Provided records =>
►

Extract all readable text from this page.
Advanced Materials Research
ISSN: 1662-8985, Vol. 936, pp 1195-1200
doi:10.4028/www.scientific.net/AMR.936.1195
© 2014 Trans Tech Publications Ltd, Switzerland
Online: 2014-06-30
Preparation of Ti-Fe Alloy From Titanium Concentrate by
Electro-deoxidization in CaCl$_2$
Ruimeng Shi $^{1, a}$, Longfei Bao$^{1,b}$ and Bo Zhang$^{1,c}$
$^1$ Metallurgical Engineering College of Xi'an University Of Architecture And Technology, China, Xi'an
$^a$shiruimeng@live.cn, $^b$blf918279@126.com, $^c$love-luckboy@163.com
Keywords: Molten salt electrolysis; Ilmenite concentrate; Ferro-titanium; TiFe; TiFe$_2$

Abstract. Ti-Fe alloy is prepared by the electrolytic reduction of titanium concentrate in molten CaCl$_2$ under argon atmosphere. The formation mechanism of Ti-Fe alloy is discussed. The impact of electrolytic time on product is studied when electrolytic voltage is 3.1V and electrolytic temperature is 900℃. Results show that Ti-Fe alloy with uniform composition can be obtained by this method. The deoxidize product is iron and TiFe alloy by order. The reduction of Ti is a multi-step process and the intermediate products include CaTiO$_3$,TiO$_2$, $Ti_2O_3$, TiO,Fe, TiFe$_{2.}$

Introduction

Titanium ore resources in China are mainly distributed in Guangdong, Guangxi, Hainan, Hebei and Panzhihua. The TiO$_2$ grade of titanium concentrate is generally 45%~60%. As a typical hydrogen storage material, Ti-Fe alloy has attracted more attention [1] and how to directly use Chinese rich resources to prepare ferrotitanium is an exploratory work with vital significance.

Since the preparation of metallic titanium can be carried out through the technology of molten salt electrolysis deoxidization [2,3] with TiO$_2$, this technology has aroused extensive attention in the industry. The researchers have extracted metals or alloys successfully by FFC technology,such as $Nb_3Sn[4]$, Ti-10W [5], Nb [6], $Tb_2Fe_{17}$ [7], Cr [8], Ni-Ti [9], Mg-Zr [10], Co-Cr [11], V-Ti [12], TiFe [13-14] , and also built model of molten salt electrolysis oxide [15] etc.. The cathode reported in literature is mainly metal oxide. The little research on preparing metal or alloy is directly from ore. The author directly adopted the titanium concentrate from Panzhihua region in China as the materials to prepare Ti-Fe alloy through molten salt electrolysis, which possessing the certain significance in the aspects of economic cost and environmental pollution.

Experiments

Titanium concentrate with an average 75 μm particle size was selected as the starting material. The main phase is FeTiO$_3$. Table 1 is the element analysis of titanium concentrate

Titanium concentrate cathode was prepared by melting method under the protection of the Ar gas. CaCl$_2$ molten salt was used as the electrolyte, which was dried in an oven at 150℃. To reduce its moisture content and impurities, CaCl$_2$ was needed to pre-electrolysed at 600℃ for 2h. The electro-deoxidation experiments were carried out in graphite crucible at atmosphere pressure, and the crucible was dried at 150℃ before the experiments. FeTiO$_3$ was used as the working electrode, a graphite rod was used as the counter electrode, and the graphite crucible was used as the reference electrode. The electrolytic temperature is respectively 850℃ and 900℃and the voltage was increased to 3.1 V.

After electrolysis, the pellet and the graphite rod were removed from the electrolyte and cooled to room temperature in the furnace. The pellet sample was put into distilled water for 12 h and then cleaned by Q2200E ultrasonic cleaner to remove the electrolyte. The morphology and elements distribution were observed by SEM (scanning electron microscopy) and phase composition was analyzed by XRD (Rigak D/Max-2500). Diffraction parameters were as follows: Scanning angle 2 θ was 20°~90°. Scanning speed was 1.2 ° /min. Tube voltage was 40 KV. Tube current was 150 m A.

◄
►

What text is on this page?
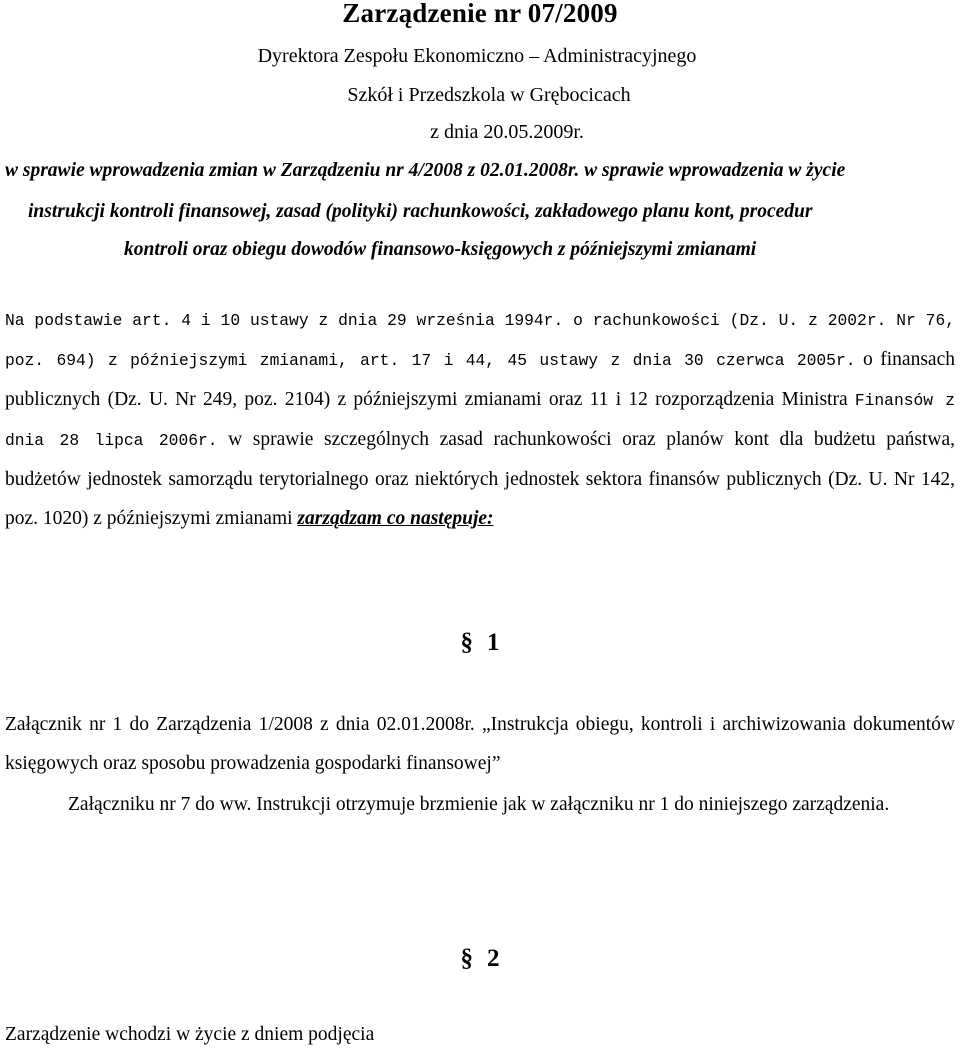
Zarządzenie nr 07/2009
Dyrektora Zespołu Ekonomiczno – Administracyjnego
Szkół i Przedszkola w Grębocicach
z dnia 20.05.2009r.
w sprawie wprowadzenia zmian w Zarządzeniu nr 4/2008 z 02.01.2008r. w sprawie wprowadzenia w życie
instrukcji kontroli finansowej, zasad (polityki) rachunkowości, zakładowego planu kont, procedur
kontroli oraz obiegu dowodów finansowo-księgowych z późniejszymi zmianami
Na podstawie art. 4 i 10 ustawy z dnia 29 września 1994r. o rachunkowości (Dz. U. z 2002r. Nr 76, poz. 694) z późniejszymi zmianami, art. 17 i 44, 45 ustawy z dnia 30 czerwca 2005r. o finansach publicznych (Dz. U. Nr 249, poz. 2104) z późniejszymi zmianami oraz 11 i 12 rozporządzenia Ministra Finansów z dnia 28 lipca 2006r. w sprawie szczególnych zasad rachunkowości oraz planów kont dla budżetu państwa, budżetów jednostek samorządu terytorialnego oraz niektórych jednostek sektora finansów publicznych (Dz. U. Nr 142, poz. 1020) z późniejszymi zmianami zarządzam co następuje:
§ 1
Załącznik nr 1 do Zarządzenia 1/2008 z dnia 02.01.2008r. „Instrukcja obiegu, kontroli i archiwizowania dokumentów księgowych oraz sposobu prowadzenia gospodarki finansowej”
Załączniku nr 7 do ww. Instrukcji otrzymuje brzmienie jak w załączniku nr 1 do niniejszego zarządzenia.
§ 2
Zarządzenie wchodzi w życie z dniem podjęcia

◄
►

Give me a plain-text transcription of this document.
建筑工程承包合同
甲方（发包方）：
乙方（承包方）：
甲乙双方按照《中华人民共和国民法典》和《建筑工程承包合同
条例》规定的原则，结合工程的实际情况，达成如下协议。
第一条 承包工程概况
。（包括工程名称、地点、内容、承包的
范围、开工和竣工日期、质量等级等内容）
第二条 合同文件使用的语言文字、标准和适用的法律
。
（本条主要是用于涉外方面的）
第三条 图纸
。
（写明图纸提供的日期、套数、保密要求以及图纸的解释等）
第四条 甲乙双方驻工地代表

◄

Task directions => Gather each line in the data that holds the string "obiegu".

Written response =>
kontroli oraz obiegu dowodów finansowo-księgowych z późniejszymi zmianami
Załącznik nr 1 do Zarządzenia 1/2008 z dnia 02.01.2008r. „Instrukcja obiegu, kontroli i archiwizowania dokumentów księgowych oraz sposobu prowadzenia gospodarki finansowej”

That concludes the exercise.